Exercise:
From the entries below, please gather each line containing the string "özel".

Dataset rows:
[Start]

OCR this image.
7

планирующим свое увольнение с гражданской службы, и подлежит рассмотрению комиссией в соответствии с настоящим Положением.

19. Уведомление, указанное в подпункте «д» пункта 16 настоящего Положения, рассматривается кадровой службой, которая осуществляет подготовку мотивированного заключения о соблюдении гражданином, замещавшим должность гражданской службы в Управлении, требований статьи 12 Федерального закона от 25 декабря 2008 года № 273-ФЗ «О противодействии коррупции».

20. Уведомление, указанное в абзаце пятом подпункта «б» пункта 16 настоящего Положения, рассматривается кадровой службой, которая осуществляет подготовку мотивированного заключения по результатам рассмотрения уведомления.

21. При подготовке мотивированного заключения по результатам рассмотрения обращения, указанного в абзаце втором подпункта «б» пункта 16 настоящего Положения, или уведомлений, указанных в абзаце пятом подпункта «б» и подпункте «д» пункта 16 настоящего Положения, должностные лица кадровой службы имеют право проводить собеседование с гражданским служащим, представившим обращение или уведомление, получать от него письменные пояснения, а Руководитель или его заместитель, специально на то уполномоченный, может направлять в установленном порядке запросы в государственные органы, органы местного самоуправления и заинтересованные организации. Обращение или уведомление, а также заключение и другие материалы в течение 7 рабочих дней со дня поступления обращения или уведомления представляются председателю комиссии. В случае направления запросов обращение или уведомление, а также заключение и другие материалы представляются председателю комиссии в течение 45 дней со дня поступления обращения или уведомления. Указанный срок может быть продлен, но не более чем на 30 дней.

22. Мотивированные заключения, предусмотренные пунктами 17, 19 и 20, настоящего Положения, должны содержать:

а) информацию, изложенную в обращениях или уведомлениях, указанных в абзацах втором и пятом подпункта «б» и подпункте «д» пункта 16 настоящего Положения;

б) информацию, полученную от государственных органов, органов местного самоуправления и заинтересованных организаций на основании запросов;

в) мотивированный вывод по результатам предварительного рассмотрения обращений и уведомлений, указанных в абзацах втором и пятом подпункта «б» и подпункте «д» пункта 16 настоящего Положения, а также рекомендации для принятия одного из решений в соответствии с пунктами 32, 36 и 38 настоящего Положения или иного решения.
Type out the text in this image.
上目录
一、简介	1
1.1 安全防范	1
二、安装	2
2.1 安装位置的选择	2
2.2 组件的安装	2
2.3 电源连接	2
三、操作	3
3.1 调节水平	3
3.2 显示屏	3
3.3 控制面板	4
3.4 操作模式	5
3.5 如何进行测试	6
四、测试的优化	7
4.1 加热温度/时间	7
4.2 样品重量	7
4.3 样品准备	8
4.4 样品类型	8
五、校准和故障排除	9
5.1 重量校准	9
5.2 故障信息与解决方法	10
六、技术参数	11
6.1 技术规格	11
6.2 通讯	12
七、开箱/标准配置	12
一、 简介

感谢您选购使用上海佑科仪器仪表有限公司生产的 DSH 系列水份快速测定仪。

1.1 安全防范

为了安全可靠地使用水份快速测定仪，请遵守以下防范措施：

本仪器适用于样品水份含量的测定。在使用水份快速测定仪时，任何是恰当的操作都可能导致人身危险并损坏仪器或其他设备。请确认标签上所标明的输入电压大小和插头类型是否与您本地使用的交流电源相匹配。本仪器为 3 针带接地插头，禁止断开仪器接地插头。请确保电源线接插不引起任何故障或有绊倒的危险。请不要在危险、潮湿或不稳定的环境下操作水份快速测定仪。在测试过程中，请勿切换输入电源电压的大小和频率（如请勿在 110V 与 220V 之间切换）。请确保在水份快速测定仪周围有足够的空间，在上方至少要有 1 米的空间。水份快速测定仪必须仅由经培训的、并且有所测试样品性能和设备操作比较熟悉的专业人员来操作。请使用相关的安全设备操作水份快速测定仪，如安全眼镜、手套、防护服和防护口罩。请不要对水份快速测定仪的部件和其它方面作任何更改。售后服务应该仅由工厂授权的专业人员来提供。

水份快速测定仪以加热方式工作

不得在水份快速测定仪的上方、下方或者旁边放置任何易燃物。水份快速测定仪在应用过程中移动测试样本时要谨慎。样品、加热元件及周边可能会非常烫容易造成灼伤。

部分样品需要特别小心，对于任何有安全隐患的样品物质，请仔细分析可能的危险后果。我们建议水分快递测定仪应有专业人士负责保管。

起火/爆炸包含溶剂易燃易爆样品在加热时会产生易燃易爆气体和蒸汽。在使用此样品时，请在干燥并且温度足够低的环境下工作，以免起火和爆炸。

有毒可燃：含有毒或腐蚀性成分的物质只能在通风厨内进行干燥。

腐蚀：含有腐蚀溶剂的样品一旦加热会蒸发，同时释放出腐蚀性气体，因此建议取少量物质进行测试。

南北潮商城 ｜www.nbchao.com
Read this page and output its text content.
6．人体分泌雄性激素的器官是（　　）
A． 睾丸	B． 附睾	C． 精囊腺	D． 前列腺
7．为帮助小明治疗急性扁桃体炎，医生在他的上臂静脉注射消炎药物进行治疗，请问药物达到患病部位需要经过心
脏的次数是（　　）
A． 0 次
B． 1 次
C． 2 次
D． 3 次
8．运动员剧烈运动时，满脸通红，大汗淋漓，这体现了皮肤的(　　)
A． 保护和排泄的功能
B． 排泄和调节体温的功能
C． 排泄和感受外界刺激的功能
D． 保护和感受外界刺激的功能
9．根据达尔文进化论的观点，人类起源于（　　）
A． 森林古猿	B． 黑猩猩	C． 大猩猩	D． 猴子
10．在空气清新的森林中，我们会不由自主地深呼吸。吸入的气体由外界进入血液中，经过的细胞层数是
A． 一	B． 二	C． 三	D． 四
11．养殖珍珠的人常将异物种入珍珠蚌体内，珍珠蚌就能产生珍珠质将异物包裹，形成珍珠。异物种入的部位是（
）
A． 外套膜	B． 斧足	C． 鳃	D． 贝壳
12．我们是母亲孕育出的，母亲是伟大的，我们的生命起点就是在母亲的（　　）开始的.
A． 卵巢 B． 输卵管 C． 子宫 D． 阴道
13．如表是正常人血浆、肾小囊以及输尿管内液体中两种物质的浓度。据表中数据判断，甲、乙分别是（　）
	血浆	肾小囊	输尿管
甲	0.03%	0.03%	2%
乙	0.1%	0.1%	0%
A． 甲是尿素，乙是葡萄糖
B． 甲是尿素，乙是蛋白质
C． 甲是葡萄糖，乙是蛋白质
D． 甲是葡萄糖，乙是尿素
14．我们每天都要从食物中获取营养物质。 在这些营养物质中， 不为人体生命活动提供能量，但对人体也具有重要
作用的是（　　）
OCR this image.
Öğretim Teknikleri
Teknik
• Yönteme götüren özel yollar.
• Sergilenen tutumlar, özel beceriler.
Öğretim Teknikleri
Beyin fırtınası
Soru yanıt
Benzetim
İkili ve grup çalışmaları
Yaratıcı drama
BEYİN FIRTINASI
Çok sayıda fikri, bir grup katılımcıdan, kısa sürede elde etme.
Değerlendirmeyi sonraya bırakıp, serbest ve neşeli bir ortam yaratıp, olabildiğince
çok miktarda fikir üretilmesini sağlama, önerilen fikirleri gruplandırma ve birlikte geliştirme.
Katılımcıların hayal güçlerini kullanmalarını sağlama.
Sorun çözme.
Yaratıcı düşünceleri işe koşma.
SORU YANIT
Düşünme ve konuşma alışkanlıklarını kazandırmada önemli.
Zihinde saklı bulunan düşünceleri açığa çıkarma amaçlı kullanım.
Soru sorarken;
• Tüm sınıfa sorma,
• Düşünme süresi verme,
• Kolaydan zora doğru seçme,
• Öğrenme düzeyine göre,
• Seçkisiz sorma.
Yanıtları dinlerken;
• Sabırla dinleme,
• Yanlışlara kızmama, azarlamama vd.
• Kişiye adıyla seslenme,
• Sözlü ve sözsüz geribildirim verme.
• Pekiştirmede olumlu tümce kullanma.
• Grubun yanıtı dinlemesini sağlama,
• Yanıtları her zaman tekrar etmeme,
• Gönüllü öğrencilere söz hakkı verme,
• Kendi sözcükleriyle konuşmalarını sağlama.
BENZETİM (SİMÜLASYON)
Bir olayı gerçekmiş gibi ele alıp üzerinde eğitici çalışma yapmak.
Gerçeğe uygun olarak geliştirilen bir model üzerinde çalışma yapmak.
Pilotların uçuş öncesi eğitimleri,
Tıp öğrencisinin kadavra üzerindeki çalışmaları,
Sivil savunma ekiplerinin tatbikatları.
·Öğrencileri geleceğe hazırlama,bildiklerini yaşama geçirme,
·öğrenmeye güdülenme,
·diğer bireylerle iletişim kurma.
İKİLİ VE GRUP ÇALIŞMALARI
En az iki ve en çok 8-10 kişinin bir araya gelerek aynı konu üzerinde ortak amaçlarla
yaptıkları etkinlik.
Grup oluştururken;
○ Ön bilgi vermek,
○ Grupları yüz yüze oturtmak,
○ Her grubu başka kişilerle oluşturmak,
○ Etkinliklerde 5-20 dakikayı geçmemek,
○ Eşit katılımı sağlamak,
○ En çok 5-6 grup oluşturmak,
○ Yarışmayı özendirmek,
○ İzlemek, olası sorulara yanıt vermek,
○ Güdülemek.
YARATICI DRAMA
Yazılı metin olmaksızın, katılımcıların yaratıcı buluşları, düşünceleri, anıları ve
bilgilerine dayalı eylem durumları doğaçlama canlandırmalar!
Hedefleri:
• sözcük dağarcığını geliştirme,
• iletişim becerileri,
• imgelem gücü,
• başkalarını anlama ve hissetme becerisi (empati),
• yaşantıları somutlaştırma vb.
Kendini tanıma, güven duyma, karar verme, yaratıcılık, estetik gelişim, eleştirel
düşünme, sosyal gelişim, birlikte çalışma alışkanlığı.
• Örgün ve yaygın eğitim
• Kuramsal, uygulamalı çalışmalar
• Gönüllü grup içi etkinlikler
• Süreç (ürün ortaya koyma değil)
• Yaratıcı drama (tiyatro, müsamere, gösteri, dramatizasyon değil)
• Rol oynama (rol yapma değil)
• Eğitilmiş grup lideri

[End]

Complete answer:
• Yönteme götüren özel yollar.
• Sergilenen tutumlar, özel beceriler.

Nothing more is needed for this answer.